* [Aim]
Starting at the line containing "annotate this image: element" and stopping after the line containing "cancel-button[interactable]: Cancel [35,45,85,63]", write those lines out again, switching "Tom Miller" to "Tom Mitchell" and changing nothing else. Leave the pictures out.

* [Extracted information]

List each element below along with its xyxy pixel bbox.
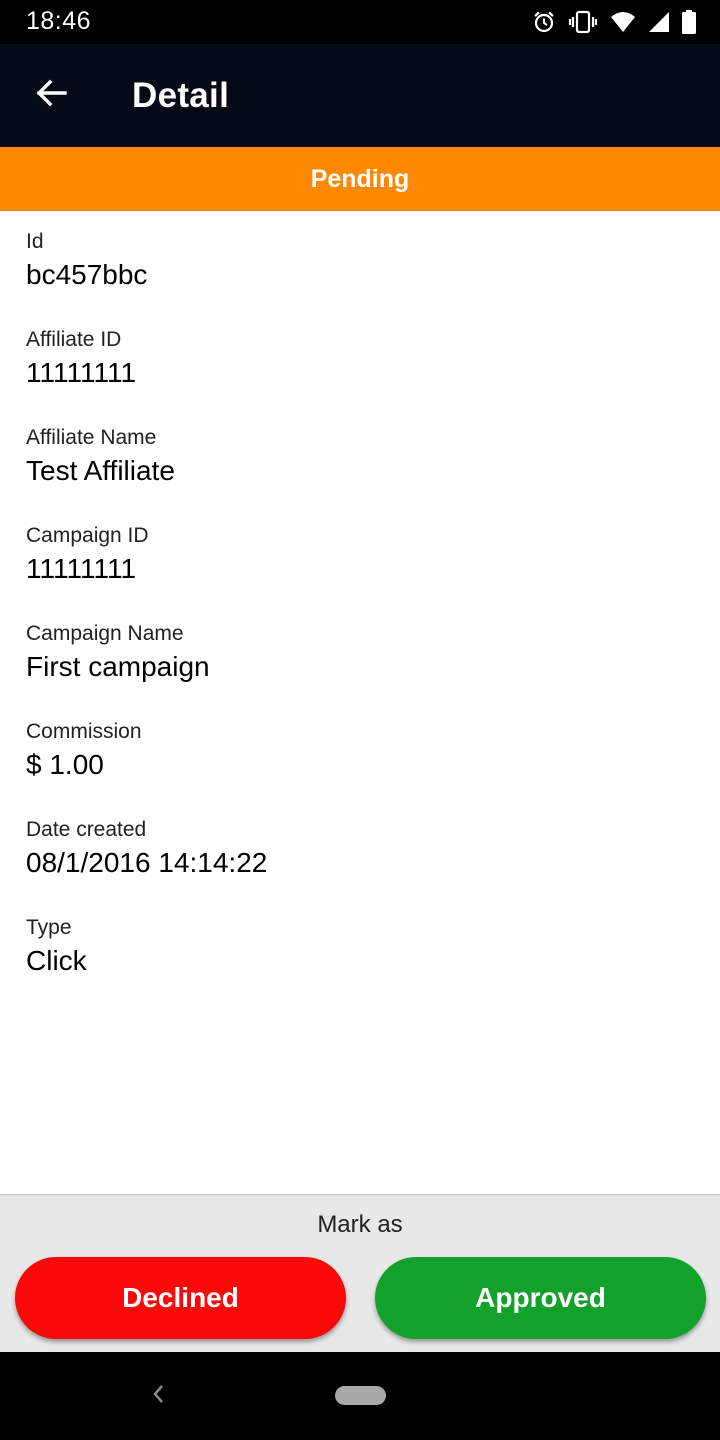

* * *

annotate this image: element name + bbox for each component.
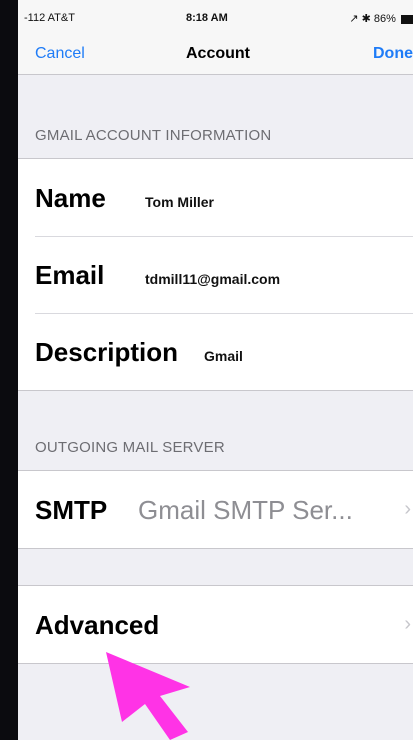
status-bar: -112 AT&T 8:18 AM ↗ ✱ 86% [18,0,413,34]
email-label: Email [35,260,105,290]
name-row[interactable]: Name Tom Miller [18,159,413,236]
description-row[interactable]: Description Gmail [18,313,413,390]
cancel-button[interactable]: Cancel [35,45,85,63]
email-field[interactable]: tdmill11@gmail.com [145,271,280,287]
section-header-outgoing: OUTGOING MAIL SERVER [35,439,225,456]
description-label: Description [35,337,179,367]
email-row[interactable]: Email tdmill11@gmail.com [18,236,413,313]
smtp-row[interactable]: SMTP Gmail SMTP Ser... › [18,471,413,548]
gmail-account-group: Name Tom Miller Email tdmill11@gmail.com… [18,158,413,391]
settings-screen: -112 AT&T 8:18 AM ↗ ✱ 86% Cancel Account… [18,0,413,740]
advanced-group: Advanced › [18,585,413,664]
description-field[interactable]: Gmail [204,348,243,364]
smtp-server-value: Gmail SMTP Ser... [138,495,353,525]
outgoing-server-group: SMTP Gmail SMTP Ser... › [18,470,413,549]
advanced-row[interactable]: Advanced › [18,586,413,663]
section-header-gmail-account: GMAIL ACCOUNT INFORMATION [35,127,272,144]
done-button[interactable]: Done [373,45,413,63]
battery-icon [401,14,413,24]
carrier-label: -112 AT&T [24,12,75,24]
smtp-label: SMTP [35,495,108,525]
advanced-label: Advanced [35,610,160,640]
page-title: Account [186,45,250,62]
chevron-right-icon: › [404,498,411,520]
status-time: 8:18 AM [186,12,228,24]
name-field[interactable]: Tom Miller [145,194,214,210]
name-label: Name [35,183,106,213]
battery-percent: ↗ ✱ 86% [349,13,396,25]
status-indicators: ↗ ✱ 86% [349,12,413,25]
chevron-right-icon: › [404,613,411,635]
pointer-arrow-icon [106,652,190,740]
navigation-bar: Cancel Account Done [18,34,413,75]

* [Solution for this problem]
annotate this image: element name + bbox for each component.
status-bar: -112 AT&T 8:18 AM ↗ ✱ 86% [18,0,413,34]
email-label: Email [35,260,105,290]
name-row[interactable]: Name Tom Mitchell [18,159,413,236]
description-row[interactable]: Description Gmail [18,313,413,390]
cancel-button[interactable]: Cancel [35,45,85,63]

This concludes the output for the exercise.